• [AIM OF THE TASK]: In the listing below, identify each line with the word "ดโปง" and return those lines.

• [MATERIAL]:
____
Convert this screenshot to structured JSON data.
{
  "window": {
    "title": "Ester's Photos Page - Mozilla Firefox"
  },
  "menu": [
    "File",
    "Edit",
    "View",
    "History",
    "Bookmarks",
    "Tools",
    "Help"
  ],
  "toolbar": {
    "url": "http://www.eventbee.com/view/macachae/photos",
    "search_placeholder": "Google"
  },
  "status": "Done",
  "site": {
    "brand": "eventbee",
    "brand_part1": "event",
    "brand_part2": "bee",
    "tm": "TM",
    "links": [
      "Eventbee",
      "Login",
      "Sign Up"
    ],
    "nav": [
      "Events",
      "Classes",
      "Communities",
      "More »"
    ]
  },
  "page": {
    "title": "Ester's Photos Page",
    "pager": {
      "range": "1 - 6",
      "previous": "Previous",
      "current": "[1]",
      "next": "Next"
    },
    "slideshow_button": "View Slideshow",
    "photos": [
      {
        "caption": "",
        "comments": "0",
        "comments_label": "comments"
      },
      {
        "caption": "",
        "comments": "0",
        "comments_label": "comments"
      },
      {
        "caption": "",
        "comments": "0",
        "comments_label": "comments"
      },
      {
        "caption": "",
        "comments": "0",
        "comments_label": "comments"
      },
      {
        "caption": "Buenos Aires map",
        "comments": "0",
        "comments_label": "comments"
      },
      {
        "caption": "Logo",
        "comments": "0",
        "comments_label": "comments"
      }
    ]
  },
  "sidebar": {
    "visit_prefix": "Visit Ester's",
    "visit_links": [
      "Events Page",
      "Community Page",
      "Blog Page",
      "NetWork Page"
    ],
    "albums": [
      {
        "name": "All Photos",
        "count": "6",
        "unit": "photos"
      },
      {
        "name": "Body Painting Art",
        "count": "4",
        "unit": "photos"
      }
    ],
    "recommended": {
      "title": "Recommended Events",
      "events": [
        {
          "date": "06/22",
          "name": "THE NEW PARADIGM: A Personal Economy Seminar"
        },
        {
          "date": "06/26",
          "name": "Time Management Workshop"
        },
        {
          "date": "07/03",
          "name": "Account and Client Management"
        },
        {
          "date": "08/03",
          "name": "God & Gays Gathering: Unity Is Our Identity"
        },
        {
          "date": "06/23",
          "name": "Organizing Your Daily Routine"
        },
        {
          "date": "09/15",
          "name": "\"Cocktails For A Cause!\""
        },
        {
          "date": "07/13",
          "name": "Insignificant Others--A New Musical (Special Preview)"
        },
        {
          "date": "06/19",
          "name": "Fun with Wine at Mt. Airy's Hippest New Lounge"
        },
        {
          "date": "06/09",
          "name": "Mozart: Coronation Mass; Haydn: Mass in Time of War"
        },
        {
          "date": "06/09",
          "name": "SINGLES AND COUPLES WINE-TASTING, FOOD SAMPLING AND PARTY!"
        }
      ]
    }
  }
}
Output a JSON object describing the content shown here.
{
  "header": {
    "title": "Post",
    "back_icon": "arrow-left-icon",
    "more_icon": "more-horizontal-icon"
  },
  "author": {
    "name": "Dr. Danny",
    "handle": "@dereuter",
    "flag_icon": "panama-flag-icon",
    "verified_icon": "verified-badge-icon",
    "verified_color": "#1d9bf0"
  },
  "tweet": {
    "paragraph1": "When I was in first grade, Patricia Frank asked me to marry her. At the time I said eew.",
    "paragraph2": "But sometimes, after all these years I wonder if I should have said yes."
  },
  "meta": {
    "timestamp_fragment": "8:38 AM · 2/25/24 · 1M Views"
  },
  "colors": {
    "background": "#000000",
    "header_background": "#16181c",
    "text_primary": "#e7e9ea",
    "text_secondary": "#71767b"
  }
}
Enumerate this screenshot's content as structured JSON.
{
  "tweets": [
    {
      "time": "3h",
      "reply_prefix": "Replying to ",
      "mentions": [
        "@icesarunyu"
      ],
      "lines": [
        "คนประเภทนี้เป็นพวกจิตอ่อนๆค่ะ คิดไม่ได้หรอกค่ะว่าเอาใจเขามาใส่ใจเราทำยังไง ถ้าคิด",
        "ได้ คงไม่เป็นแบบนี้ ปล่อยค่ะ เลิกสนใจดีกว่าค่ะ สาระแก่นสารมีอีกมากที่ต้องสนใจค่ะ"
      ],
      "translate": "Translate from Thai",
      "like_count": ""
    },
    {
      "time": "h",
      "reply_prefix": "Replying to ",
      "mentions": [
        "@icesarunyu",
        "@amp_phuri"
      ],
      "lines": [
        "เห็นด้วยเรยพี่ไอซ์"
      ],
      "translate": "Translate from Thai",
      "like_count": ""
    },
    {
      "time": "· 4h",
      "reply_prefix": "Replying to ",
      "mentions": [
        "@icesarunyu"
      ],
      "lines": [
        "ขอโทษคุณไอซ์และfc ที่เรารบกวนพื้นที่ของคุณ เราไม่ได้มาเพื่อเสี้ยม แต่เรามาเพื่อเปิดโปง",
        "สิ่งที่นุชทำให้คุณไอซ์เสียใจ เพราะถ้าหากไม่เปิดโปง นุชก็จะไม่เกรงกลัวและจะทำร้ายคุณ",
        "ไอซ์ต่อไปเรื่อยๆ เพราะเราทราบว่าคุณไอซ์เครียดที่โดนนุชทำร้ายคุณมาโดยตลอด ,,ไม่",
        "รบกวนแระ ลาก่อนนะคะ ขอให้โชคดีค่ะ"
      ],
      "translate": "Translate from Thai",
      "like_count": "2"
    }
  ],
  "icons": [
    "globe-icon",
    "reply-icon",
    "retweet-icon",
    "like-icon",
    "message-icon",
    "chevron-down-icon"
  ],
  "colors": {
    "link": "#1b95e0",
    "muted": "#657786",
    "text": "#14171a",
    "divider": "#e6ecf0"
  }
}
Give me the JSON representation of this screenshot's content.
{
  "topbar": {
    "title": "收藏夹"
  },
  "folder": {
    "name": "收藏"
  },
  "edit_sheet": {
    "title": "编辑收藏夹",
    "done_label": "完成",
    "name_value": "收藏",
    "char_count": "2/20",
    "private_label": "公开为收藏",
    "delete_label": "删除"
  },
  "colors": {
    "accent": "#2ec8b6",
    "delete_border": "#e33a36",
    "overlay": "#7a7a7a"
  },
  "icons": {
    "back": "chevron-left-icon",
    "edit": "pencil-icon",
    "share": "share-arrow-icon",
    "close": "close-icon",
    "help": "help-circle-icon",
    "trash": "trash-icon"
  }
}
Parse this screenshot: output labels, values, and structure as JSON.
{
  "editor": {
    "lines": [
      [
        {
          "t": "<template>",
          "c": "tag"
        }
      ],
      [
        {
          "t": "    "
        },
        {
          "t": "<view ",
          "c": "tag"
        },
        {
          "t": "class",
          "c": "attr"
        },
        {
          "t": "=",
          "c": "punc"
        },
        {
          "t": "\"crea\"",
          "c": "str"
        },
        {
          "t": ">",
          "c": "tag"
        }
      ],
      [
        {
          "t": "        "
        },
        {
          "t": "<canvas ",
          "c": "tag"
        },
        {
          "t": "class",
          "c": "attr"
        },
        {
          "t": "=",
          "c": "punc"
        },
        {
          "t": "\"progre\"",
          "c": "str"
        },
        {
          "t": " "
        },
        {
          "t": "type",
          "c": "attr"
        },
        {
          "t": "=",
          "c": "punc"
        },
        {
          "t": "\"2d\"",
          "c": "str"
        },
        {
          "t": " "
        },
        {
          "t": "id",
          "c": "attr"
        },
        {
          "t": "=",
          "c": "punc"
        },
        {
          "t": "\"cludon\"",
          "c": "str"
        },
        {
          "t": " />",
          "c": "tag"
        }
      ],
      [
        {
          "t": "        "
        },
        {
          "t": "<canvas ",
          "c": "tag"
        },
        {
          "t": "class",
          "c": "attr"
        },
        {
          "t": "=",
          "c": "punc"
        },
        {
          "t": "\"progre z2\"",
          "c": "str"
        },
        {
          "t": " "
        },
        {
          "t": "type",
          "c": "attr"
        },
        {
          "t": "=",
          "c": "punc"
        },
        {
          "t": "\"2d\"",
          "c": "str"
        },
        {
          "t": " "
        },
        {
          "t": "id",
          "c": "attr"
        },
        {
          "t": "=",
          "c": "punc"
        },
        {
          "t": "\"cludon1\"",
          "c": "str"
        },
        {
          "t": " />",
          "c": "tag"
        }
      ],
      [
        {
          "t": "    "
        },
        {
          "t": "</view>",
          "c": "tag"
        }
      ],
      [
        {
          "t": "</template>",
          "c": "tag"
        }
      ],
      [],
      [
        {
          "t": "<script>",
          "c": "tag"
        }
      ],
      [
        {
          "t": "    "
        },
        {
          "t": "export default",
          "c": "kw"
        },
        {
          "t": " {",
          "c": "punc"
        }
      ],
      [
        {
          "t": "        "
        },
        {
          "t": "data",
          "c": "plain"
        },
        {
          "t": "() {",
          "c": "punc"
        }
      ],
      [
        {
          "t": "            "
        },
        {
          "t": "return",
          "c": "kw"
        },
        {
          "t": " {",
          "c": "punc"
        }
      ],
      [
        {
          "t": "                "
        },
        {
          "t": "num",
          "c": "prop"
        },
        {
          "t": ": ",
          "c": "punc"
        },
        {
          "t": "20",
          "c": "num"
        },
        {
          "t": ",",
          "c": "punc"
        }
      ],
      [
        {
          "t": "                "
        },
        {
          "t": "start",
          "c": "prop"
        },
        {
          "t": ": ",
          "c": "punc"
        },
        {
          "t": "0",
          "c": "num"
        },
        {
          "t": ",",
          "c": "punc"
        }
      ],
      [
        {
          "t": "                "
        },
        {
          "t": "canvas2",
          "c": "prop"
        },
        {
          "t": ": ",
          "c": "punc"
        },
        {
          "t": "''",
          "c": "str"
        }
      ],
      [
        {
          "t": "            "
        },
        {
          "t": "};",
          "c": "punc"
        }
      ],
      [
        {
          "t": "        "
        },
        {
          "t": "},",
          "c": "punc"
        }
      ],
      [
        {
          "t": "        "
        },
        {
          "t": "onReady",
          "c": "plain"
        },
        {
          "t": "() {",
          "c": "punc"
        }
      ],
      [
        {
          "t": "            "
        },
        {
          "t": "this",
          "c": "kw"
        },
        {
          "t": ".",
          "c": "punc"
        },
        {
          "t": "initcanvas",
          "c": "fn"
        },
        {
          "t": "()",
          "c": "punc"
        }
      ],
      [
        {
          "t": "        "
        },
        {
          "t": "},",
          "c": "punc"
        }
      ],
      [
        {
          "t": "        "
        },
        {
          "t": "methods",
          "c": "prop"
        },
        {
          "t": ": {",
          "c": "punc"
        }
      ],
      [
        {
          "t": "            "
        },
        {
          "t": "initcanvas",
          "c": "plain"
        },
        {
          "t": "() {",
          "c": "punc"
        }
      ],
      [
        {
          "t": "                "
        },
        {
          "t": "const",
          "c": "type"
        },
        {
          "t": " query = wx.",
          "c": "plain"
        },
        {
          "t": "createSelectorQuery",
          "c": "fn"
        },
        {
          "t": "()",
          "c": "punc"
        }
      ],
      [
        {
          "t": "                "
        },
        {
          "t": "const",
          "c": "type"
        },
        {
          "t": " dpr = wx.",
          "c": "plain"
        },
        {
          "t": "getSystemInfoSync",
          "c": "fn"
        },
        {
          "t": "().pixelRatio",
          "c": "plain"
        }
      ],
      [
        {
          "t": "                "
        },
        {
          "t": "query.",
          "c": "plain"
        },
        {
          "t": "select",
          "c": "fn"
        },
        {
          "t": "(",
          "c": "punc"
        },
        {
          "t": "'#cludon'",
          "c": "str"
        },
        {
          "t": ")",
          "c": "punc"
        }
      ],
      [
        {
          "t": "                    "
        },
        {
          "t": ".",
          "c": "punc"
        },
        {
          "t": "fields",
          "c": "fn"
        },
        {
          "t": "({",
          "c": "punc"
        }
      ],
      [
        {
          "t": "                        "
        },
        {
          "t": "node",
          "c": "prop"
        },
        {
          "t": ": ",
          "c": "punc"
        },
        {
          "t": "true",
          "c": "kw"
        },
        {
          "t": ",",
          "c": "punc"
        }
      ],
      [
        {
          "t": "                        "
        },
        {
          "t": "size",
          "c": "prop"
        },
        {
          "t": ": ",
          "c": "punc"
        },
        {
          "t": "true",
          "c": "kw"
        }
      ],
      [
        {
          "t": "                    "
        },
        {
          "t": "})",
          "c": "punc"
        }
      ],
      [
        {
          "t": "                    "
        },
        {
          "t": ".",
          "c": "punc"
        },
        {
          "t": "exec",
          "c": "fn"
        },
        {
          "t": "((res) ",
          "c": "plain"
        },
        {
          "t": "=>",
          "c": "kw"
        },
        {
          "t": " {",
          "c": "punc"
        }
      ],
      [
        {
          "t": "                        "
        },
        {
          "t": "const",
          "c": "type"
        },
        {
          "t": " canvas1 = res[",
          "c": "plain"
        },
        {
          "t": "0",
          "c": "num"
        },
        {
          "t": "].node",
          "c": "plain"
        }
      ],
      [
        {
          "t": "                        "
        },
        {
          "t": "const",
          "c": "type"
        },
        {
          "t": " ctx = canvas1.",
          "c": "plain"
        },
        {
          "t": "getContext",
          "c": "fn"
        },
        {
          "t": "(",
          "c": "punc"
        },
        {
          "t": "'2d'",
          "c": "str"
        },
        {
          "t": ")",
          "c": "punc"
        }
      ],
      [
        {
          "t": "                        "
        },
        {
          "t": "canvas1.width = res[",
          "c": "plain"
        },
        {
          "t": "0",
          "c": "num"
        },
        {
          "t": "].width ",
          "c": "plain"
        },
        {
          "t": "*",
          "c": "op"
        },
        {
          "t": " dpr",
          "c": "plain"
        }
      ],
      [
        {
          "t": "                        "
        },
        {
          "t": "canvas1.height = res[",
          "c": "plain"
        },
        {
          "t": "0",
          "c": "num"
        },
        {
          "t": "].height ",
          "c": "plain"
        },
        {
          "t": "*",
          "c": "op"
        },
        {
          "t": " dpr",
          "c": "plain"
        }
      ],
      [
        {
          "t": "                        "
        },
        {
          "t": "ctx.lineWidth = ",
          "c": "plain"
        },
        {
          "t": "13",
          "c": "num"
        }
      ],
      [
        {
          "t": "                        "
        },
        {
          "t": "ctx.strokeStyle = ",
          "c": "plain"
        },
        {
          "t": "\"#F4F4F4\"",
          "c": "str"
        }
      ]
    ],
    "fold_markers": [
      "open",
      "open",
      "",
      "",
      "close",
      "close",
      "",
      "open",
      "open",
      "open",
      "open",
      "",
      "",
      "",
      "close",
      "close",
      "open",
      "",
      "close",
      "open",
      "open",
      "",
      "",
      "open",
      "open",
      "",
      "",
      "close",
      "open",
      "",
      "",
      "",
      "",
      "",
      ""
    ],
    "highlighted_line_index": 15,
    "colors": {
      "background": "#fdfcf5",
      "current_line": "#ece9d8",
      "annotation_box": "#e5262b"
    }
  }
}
____
• [EXERCISE RESPONSE]:
        "ขอโทษคุณไอซ์และfc ที่เรารบกวนพื้นที่ของคุณ เราไม่ได้มาเพื่อเสี้ยม แต่เรามาเพื่อเปิดโปง",
        "สิ่งที่นุชทำให้คุณไอซ์เสียใจ เพราะถ้าหากไม่เปิดโปง นุชก็จะไม่เกรงกลัวและจะทำร้ายคุณ",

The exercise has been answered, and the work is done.